Write out the lines from the line containing "Extract all readable text from this page." through the final line of the listing below, exactly, omitting every other line.

[Data entries]
_ _ _ _

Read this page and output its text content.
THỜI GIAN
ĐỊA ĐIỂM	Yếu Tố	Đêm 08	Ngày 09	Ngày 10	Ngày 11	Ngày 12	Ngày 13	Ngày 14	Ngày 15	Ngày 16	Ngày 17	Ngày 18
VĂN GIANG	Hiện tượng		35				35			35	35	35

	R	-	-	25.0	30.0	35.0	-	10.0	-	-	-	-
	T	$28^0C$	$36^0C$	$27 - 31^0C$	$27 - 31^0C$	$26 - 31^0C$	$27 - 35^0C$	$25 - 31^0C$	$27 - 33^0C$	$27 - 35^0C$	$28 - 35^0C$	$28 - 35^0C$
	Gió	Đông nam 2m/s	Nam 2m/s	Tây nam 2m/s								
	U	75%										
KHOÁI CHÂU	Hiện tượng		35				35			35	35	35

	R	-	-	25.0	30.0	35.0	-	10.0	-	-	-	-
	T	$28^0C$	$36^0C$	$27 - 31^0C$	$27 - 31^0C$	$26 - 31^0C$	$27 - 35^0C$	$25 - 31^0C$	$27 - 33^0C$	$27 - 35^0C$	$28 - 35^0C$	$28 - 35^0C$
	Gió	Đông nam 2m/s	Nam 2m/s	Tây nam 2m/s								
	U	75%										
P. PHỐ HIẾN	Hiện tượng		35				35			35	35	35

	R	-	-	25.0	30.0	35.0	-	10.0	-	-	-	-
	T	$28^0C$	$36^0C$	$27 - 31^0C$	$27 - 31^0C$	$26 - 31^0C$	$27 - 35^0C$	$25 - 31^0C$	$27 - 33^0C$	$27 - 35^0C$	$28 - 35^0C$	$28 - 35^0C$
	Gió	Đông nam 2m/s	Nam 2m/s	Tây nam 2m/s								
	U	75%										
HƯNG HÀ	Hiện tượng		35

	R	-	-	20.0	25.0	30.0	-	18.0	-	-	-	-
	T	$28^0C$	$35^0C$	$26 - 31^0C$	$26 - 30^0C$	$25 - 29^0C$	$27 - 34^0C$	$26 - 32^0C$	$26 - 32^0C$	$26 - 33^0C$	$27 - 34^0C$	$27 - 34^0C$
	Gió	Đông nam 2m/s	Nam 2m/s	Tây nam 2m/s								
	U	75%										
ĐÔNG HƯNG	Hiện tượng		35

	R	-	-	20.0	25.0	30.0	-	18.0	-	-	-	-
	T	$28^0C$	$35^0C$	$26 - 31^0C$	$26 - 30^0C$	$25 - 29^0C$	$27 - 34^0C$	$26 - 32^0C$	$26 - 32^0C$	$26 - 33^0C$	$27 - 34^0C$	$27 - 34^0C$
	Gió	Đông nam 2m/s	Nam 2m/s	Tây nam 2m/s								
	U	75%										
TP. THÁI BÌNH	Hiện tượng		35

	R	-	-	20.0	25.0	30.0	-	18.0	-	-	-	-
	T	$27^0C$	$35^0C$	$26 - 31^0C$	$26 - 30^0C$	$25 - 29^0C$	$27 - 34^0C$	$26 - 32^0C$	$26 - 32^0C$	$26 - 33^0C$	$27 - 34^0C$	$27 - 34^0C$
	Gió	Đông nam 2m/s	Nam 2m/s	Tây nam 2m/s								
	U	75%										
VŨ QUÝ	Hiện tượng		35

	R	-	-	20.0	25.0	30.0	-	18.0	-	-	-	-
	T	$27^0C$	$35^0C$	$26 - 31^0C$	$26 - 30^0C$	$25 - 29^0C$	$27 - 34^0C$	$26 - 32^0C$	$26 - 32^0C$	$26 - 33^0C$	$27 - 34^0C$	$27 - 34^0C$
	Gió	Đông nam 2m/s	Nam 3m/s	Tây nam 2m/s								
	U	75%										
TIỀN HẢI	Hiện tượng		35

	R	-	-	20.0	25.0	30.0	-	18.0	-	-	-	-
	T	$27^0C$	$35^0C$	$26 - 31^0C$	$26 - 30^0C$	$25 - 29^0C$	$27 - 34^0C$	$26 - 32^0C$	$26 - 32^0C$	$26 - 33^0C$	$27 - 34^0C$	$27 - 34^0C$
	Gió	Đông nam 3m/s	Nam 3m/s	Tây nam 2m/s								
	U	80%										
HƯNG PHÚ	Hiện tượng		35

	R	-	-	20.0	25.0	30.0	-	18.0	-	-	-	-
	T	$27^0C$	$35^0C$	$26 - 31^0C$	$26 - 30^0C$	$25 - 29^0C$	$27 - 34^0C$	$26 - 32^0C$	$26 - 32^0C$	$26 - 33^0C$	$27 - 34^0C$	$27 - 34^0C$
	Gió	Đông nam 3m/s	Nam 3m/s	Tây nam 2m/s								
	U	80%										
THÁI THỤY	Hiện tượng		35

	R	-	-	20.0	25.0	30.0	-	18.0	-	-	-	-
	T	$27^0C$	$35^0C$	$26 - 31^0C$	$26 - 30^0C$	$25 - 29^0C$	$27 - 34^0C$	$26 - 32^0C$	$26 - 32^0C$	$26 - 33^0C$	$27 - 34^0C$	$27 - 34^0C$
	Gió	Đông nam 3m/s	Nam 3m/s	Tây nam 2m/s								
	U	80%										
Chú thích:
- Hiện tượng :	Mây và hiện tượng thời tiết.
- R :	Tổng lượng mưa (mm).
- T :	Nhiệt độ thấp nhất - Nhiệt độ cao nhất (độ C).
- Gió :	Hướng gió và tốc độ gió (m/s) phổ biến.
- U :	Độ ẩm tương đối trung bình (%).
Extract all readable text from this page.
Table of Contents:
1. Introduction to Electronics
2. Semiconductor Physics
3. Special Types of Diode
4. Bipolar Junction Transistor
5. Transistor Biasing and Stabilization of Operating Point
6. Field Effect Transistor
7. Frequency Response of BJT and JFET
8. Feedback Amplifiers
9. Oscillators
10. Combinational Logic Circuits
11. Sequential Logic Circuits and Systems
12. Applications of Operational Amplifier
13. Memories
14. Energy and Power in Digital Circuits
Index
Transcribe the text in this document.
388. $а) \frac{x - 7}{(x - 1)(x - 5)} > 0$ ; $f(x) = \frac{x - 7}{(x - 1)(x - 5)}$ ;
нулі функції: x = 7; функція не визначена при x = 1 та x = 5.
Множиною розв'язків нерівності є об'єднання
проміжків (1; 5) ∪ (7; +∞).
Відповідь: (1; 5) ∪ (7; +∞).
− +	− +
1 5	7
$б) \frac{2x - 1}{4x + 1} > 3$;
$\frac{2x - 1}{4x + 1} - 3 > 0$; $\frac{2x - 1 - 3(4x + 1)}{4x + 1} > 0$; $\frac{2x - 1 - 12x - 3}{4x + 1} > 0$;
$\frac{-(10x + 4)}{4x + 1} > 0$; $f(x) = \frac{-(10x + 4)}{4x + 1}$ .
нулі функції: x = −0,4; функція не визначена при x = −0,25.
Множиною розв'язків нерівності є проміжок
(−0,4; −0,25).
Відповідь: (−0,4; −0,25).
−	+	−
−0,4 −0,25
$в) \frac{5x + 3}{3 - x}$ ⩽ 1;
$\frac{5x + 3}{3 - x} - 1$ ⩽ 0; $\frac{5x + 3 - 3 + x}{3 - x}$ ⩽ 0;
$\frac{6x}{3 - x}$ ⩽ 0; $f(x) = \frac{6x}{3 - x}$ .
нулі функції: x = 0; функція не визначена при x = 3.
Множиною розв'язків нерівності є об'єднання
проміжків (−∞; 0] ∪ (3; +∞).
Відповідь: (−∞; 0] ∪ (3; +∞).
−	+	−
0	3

_ _ _ _

Correct output
Extract all readable text from this page.
Table of Contents:
1. Introduction to Electronics
2. Semiconductor Physics
3. Special Types of Diode
4. Bipolar Junction Transistor
5. Transistor Biasing and Stabilization of Operating Point
6. Field Effect Transistor
7. Frequency Response of BJT and JFET
8. Feedback Amplifiers
9. Oscillators
10. Combinational Logic Circuits
11. Sequential Logic Circuits and Systems
12. Applications of Operational Amplifier
13. Memories
14. Energy and Power in Digital Circuits
Index
Transcribe the text in this document.
388. $а) \frac{x - 7}{(x - 1)(x - 5)} > 0$ ; $f(x) = \frac{x - 7}{(x - 1)(x - 5)}$ ;
нулі функції: x = 7; функція не визначена при x = 1 та x = 5.
Множиною розв'язків нерівності є об'єднання
проміжків (1; 5) ∪ (7; +∞).
Відповідь: (1; 5) ∪ (7; +∞).
− +	− +
1 5	7
$б) \frac{2x - 1}{4x + 1} > 3$;
$\frac{2x - 1}{4x + 1} - 3 > 0$; $\frac{2x - 1 - 3(4x + 1)}{4x + 1} > 0$; $\frac{2x - 1 - 12x - 3}{4x + 1} > 0$;
$\frac{-(10x + 4)}{4x + 1} > 0$; $f(x) = \frac{-(10x + 4)}{4x + 1}$ .
нулі функції: x = −0,4; функція не визначена при x = −0,25.
Множиною розв'язків нерівності є проміжок
(−0,4; −0,25).
Відповідь: (−0,4; −0,25).
−	+	−
−0,4 −0,25
$в) \frac{5x + 3}{3 - x}$ ⩽ 1;
$\frac{5x + 3}{3 - x} - 1$ ⩽ 0; $\frac{5x + 3 - 3 + x}{3 - x}$ ⩽ 0;
$\frac{6x}{3 - x}$ ⩽ 0; $f(x) = \frac{6x}{3 - x}$ .
нулі функції: x = 0; функція не визначена при x = 3.
Множиною розв'язків нерівності є об'єднання
проміжків (−∞; 0] ∪ (3; +∞).
Відповідь: (−∞; 0] ∪ (3; +∞).
−	+	−
0	3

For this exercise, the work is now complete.